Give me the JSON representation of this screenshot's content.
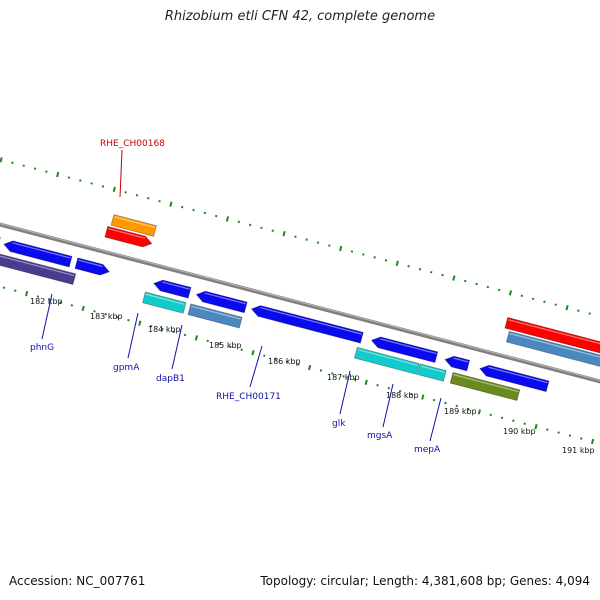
{
  "title": "Rhizobium etli CFN 42, complete genome",
  "footer": {
    "accession": "Accession: NC_007761",
    "topology": "Topology: circular; Length: 4,381,608 bp; Genes: 4,094"
  },
  "colors": {
    "backbone": "#808080",
    "tick": "#1a8a1a",
    "label_blue": "#1010aa",
    "label_red": "#cc0000",
    "gene_blue": "#0a0aee",
    "gene_cyan": "#12cccc",
    "gene_steel": "#4a88c0",
    "gene_red": "#ff0000",
    "gene_orange": "#ff9900",
    "gene_navy": "#4a3a90",
    "gene_olive": "#6a8a20"
  },
  "scale_labels": [
    "182 kbp",
    "183 kbp",
    "184 kbp",
    "185 kbp",
    "186 kbp",
    "187 kbp",
    "188 kbp",
    "189 kbp",
    "190 kbp",
    "191 kbp"
  ],
  "gene_labels": [
    {
      "name": "phnG",
      "color": "label_blue"
    },
    {
      "name": "gpmA",
      "color": "label_blue"
    },
    {
      "name": "dapB1",
      "color": "label_blue"
    },
    {
      "name": "RHE_CH00171",
      "color": "label_blue"
    },
    {
      "name": "glk",
      "color": "label_blue"
    },
    {
      "name": "mgsA",
      "color": "label_blue"
    },
    {
      "name": "mepA",
      "color": "label_blue"
    },
    {
      "name": "RHE_CH00168",
      "color": "label_red"
    }
  ],
  "features": [
    {
      "track": "outer-2",
      "color": "gene_orange",
      "dir": 0
    },
    {
      "track": "outer-1",
      "color": "gene_red",
      "dir": 1
    },
    {
      "track": "inner-1",
      "color": "gene_blue",
      "dir": -1
    },
    {
      "track": "inner-1",
      "color": "gene_blue",
      "dir": -1
    },
    {
      "track": "inner-1",
      "color": "gene_blue",
      "dir": 1
    },
    {
      "track": "inner-1",
      "color": "gene_blue",
      "dir": -1
    },
    {
      "track": "inner-1",
      "color": "gene_blue",
      "dir": -1
    },
    {
      "track": "inner-1",
      "color": "gene_blue",
      "dir": -1
    },
    {
      "track": "inner-1",
      "color": "gene_blue",
      "dir": -1
    },
    {
      "track": "inner-1",
      "color": "gene_blue",
      "dir": -1
    },
    {
      "track": "inner-1",
      "color": "gene_blue",
      "dir": -1
    },
    {
      "track": "inner-2",
      "color": "gene_navy",
      "dir": 0
    },
    {
      "track": "inner-2",
      "color": "gene_cyan",
      "dir": 0
    },
    {
      "track": "inner-2",
      "color": "gene_steel",
      "dir": 0
    },
    {
      "track": "inner-2",
      "color": "gene_cyan",
      "dir": 0
    },
    {
      "track": "inner-2",
      "color": "gene_cyan",
      "dir": 0
    },
    {
      "track": "inner-2",
      "color": "gene_olive",
      "dir": 0
    },
    {
      "track": "outer-1",
      "color": "gene_steel",
      "dir": 0
    },
    {
      "track": "outer-2",
      "color": "gene_red",
      "dir": 0
    }
  ]
}
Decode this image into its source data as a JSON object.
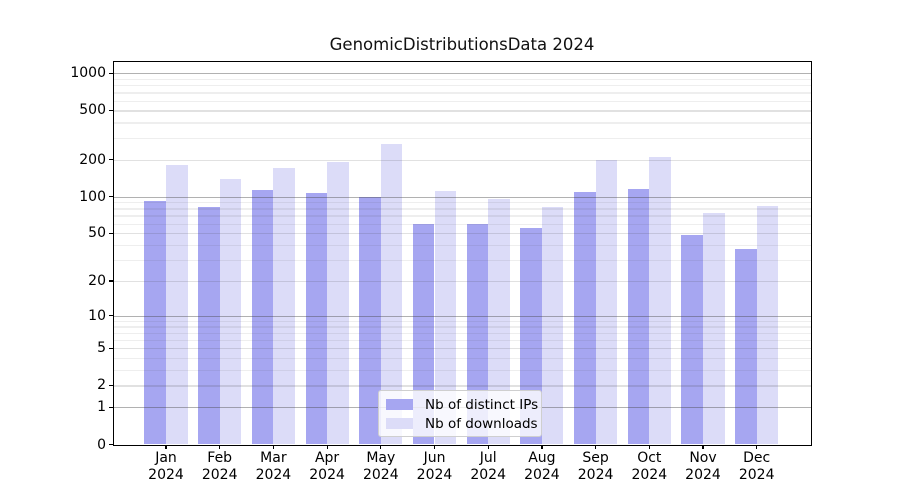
{
  "figure": {
    "title": "GenomicDistributionsData 2024",
    "background_color": "#ffffff"
  },
  "axes": {
    "ytick_labels": [
      "0",
      "1",
      "2",
      "5",
      "10",
      "20",
      "50",
      "100",
      "200",
      "500",
      "1000"
    ],
    "spine_color": "#000000",
    "grid_major_color": "#b5b5b5",
    "grid_mid_color": "#e2e2e2",
    "grid_minor_color": "#efefef"
  },
  "legend": {
    "items": [
      {
        "label": "Nb of distinct IPs",
        "color": "#a6a6f1"
      },
      {
        "label": "Nb of downloads",
        "color": "#dcdcf8"
      }
    ]
  },
  "chart_data": {
    "type": "bar",
    "title": "GenomicDistributionsData 2024",
    "categories": [
      "Jan 2024",
      "Feb 2024",
      "Mar 2024",
      "Apr 2024",
      "May 2024",
      "Jun 2024",
      "Jul 2024",
      "Aug 2024",
      "Sep 2024",
      "Oct 2024",
      "Nov 2024",
      "Dec 2024"
    ],
    "series": [
      {
        "name": "Nb of distinct IPs",
        "color": "#a6a6f1",
        "values": [
          92,
          82,
          114,
          106,
          100,
          60,
          59,
          55,
          108,
          115,
          48,
          37
        ]
      },
      {
        "name": "Nb of downloads",
        "color": "#dcdcf8",
        "values": [
          182,
          138,
          170,
          190,
          265,
          110,
          95,
          82,
          200,
          210,
          73,
          84
        ]
      }
    ],
    "xlabel": "",
    "ylabel": "",
    "yscale": "log10(value+1)",
    "yticks": [
      0,
      1,
      2,
      5,
      10,
      20,
      50,
      100,
      200,
      500,
      1000
    ],
    "yticks_minor": [
      3,
      4,
      6,
      7,
      8,
      9,
      30,
      40,
      60,
      70,
      80,
      90,
      300,
      400,
      600,
      700,
      800,
      900
    ],
    "ylim": [
      0,
      1250
    ],
    "grid": "on",
    "legend_position": "lower center inside"
  }
}
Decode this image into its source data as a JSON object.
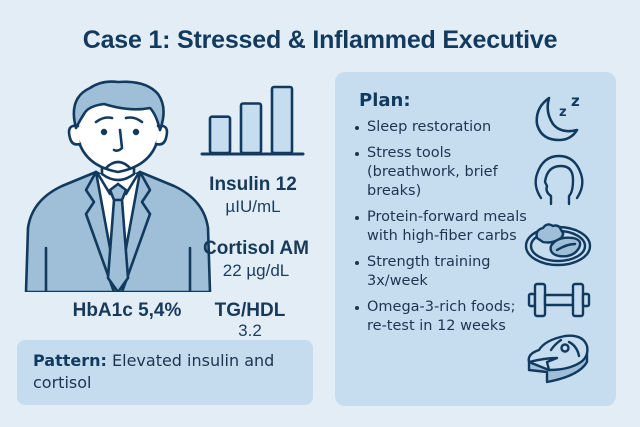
{
  "title": "Case 1: Stressed & Inflammed Executive",
  "figure": {
    "icon": "stressed-executive-illustration",
    "expression": "worried"
  },
  "bar_icon": {
    "icon": "bar-chart-icon",
    "relative_values": [
      0.55,
      0.75,
      1.0
    ]
  },
  "metrics": {
    "insulin": {
      "label": "Insulin 12",
      "value": "µIU/mL"
    },
    "cortisol": {
      "label": "Cortisol AM",
      "value": "22 µg/dL"
    },
    "hba1c": {
      "label": "HbA1c 5,4%"
    },
    "tghdl": {
      "label": "TG/HDL",
      "value": "3.2"
    }
  },
  "pattern": {
    "label": "Pattern:",
    "text": "Elevated insulin and cortisol"
  },
  "plan": {
    "title": "Plan:",
    "items": [
      {
        "text": "Sleep restoration",
        "icon": "moon-sleep-icon"
      },
      {
        "text": "Stress tools (breathwork, brief breaks)",
        "icon": "head-calm-icon"
      },
      {
        "text": "Protein-forward meals with high-fiber carbs",
        "icon": "protein-plate-icon"
      },
      {
        "text": "Strength training 3x/week",
        "icon": "dumbbell-icon"
      },
      {
        "text": "Omega-3-rich foods; re-test in 12 weeks",
        "icon": "salmon-steak-icon"
      }
    ]
  },
  "colors": {
    "background": "#e3edf6",
    "panel": "#c6ddef",
    "ink": "#123a5e",
    "suit": "#9fbfd8"
  }
}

━━━━

* **Problem to work on**: Within the listing above, say how many lines contain the string "distinct". Reply with the number only.

* **Answer box**: 2